[Stored data]
◆ ◆ ◆

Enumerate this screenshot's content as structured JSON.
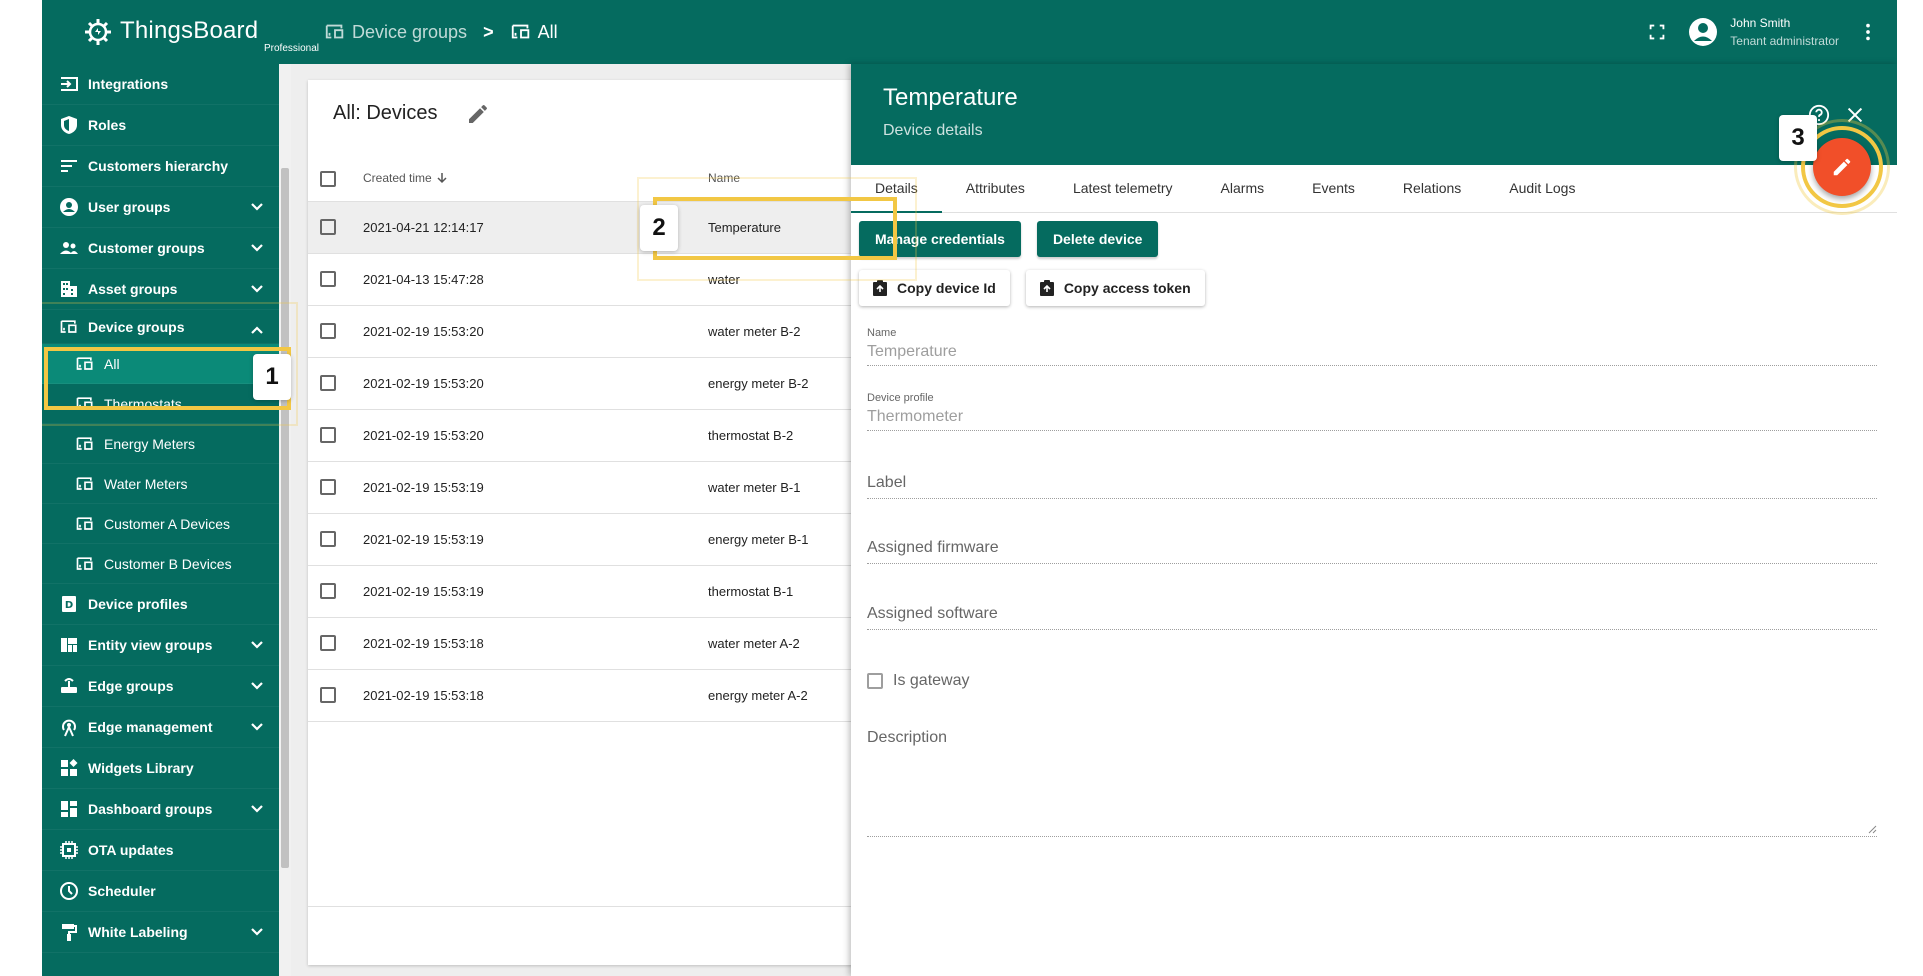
{
  "brand": {
    "name": "ThingsBoard",
    "edition": "Professional"
  },
  "breadcrumb": {
    "parent": "Device groups",
    "separator": ">",
    "current": "All"
  },
  "user": {
    "name": "John Smith",
    "role": "Tenant administrator"
  },
  "colors": {
    "primary": "#056b5f",
    "accent": "#f14f29",
    "highlight": "#f2c744"
  },
  "sidebar": {
    "items": [
      {
        "label": "Integrations",
        "icon": "integrations-icon"
      },
      {
        "label": "Roles",
        "icon": "shield-icon"
      },
      {
        "label": "Customers hierarchy",
        "icon": "hierarchy-icon"
      },
      {
        "label": "User groups",
        "icon": "account-circle-icon"
      },
      {
        "label": "Customer groups",
        "icon": "people-icon"
      },
      {
        "label": "Asset groups",
        "icon": "domain-icon"
      },
      {
        "label": "Device groups",
        "icon": "devices-icon"
      },
      {
        "label": "All",
        "icon": "devices-icon"
      },
      {
        "label": "Thermostats",
        "icon": "devices-icon"
      },
      {
        "label": "Energy Meters",
        "icon": "devices-icon"
      },
      {
        "label": "Water Meters",
        "icon": "devices-icon"
      },
      {
        "label": "Customer A Devices",
        "icon": "devices-icon"
      },
      {
        "label": "Customer B Devices",
        "icon": "devices-icon"
      },
      {
        "label": "Device profiles",
        "icon": "device-profile-icon"
      },
      {
        "label": "Entity view groups",
        "icon": "view-quilt-icon"
      },
      {
        "label": "Edge groups",
        "icon": "router-icon"
      },
      {
        "label": "Edge management",
        "icon": "antenna-icon"
      },
      {
        "label": "Widgets Library",
        "icon": "widgets-icon"
      },
      {
        "label": "Dashboard groups",
        "icon": "dashboard-icon"
      },
      {
        "label": "OTA updates",
        "icon": "memory-icon"
      },
      {
        "label": "Scheduler",
        "icon": "clock-icon"
      },
      {
        "label": "White Labeling",
        "icon": "format-paint-icon"
      }
    ]
  },
  "table": {
    "title": "All: Devices",
    "columns": {
      "created": "Created time",
      "name": "Name"
    },
    "rows": [
      {
        "created": "2021-04-21 12:14:17",
        "name": "Temperature"
      },
      {
        "created": "2021-04-13 15:47:28",
        "name": "water"
      },
      {
        "created": "2021-02-19 15:53:20",
        "name": "water meter B-2"
      },
      {
        "created": "2021-02-19 15:53:20",
        "name": "energy meter B-2"
      },
      {
        "created": "2021-02-19 15:53:20",
        "name": "thermostat B-2"
      },
      {
        "created": "2021-02-19 15:53:19",
        "name": "water meter B-1"
      },
      {
        "created": "2021-02-19 15:53:19",
        "name": "energy meter B-1"
      },
      {
        "created": "2021-02-19 15:53:19",
        "name": "thermostat B-1"
      },
      {
        "created": "2021-02-19 15:53:18",
        "name": "water meter A-2"
      },
      {
        "created": "2021-02-19 15:53:18",
        "name": "energy meter A-2"
      }
    ]
  },
  "detail": {
    "title": "Temperature",
    "subtitle": "Device details",
    "tabs": [
      "Details",
      "Attributes",
      "Latest telemetry",
      "Alarms",
      "Events",
      "Relations",
      "Audit Logs"
    ],
    "manage_credentials": "Manage credentials",
    "delete_device": "Delete device",
    "copy_device_id": "Copy device Id",
    "copy_access_token": "Copy access token",
    "fields": {
      "name_label": "Name",
      "name_value": "Temperature",
      "profile_label": "Device profile",
      "profile_value": "Thermometer",
      "label_placeholder": "Label",
      "firmware_placeholder": "Assigned firmware",
      "software_placeholder": "Assigned software",
      "gateway_label": "Is gateway",
      "description_placeholder": "Description"
    }
  },
  "callouts": {
    "one": "1",
    "two": "2",
    "three": "3"
  }
}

◆ ◆ ◆

### What is required:
Which lines contain "Temperature"? Copy each of them.

### Output for this exercise:
        "name": "Temperature"
    "title": "Temperature",
      "name_value": "Temperature",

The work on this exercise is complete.